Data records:
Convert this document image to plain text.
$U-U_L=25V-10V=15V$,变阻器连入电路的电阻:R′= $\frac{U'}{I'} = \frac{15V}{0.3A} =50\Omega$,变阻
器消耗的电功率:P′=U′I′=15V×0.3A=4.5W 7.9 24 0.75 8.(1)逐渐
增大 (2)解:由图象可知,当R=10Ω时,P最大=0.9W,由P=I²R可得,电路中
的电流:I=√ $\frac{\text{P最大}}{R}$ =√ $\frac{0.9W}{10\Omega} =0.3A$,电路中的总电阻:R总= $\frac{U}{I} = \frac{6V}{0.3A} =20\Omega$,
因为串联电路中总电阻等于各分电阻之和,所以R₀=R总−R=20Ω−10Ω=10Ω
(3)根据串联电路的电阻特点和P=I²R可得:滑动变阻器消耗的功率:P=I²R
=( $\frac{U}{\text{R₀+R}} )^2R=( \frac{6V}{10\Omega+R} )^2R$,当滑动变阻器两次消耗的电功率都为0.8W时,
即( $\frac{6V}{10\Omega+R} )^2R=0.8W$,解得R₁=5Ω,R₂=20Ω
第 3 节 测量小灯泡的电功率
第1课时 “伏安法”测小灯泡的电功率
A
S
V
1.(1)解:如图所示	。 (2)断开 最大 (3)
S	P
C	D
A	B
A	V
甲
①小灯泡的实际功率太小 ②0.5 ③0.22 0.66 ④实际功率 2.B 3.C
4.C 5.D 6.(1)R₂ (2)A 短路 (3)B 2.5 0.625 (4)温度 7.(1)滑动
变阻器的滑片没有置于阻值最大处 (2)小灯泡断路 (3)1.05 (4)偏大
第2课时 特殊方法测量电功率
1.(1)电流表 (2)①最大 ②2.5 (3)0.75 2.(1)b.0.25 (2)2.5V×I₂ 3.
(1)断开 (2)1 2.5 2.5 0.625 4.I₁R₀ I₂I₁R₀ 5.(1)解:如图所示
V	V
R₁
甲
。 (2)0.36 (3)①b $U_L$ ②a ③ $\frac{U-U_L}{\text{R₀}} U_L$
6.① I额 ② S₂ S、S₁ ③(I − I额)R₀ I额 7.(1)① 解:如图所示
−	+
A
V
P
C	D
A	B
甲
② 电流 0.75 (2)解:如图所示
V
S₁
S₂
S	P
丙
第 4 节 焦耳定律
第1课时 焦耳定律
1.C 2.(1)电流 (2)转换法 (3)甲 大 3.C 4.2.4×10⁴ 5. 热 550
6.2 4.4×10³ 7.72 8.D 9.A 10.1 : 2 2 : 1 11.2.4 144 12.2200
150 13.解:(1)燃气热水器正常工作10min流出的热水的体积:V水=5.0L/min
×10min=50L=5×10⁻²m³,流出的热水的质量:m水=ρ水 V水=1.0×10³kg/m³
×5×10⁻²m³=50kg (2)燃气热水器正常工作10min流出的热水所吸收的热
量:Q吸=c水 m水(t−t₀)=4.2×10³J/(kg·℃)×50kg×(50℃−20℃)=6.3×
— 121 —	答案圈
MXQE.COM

==

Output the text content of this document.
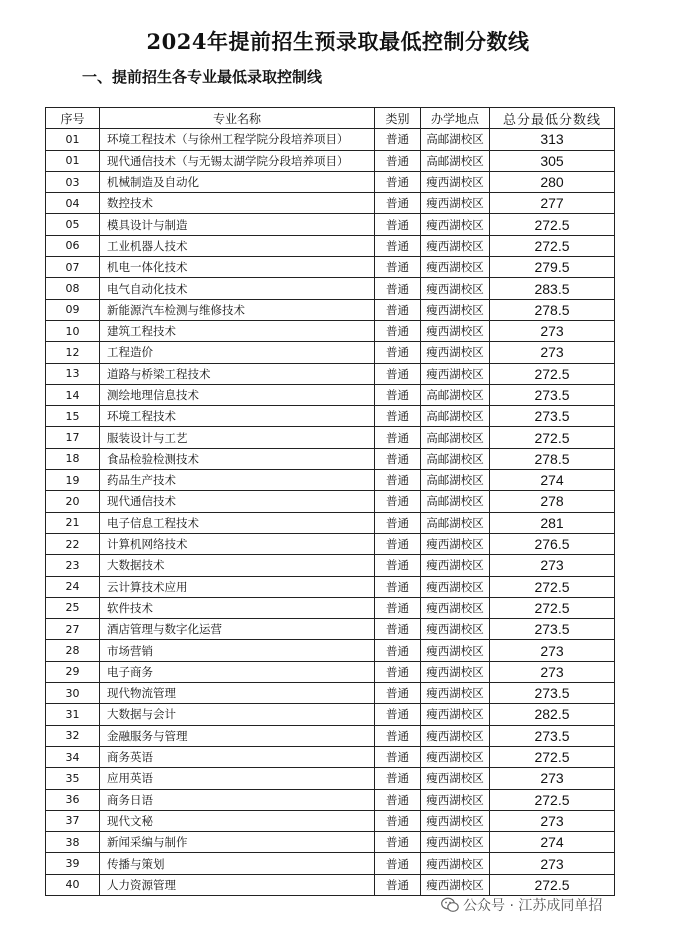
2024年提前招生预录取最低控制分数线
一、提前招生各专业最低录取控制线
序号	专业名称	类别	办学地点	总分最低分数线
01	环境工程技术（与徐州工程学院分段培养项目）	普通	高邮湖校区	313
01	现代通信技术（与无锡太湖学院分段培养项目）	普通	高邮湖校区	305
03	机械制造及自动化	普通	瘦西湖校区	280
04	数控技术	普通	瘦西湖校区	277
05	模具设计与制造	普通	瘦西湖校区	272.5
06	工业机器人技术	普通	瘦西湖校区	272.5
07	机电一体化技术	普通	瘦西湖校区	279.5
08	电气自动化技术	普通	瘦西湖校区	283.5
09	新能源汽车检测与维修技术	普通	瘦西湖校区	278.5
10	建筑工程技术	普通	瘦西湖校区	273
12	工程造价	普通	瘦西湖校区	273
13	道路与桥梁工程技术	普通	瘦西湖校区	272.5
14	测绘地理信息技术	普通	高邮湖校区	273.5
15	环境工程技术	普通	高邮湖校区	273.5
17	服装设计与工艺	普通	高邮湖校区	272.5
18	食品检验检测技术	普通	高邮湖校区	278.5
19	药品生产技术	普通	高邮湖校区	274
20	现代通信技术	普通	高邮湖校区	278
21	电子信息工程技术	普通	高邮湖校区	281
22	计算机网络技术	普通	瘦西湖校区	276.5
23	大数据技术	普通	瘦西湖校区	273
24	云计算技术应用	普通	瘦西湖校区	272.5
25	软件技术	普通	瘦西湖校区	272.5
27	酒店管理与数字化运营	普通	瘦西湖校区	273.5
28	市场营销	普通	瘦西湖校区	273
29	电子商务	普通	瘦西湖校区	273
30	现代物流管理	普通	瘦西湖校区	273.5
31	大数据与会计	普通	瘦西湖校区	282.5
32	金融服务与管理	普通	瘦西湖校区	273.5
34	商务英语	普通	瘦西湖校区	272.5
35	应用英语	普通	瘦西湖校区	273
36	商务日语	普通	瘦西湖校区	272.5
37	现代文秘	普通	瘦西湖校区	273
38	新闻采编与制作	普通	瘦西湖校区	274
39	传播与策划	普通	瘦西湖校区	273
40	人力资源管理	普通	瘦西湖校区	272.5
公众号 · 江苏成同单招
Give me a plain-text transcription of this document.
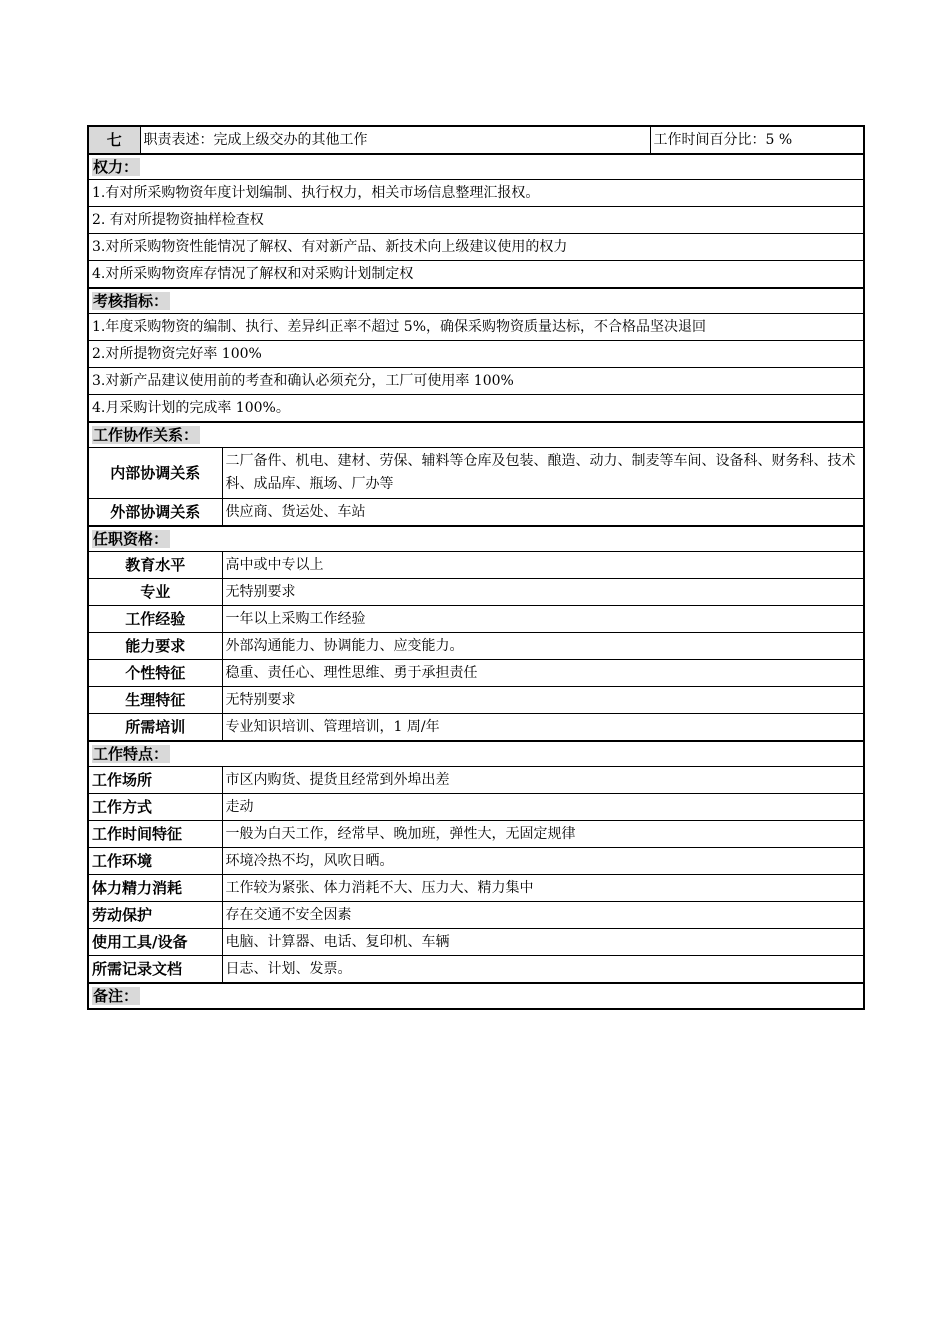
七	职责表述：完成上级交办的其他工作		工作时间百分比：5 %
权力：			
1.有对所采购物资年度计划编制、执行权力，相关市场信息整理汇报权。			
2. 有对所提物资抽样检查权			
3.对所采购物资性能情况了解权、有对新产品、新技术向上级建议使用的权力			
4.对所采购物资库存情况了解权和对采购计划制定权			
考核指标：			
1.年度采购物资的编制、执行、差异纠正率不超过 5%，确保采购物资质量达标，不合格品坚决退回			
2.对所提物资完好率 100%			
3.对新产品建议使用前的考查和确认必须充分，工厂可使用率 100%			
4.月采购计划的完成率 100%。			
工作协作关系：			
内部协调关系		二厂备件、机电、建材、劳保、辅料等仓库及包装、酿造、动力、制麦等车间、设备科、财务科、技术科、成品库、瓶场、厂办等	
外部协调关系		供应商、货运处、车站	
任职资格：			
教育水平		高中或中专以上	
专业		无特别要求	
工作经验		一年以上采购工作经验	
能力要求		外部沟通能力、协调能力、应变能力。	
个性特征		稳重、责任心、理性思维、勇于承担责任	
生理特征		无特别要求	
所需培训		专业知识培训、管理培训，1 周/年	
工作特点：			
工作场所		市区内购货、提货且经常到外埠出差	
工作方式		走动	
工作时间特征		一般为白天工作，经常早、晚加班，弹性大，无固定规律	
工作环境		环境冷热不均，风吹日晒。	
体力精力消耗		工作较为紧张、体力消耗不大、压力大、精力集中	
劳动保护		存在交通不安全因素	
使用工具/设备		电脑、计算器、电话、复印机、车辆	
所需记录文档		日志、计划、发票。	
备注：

CHALLENGE: Extract, from the material above, each line holding the word "frac".

EXPECTED ANSWER:
$U-U_L=25V-10V=15V$,变阻器连入电路的电阻:R′= $\frac{U'}{I'} = \frac{15V}{0.3A} =50\Omega$,变阻
的电流:I=√ $\frac{\text{P最大}}{R}$ =√ $\frac{0.9W}{10\Omega} =0.3A$,电路中的总电阻:R总= $\frac{U}{I} = \frac{6V}{0.3A} =20\Omega$,
=( $\frac{U}{\text{R₀+R}} )^2R=( \frac{6V}{10\Omega+R} )^2R$,当滑动变阻器两次消耗的电功率都为0.8W时,
即( $\frac{6V}{10\Omega+R} )^2R=0.8W$,解得R₁=5Ω,R₂=20Ω
。 (2)0.36 (3)①b $U_L$ ②a ③ $\frac{U-U_L}{\text{R₀}} U_L$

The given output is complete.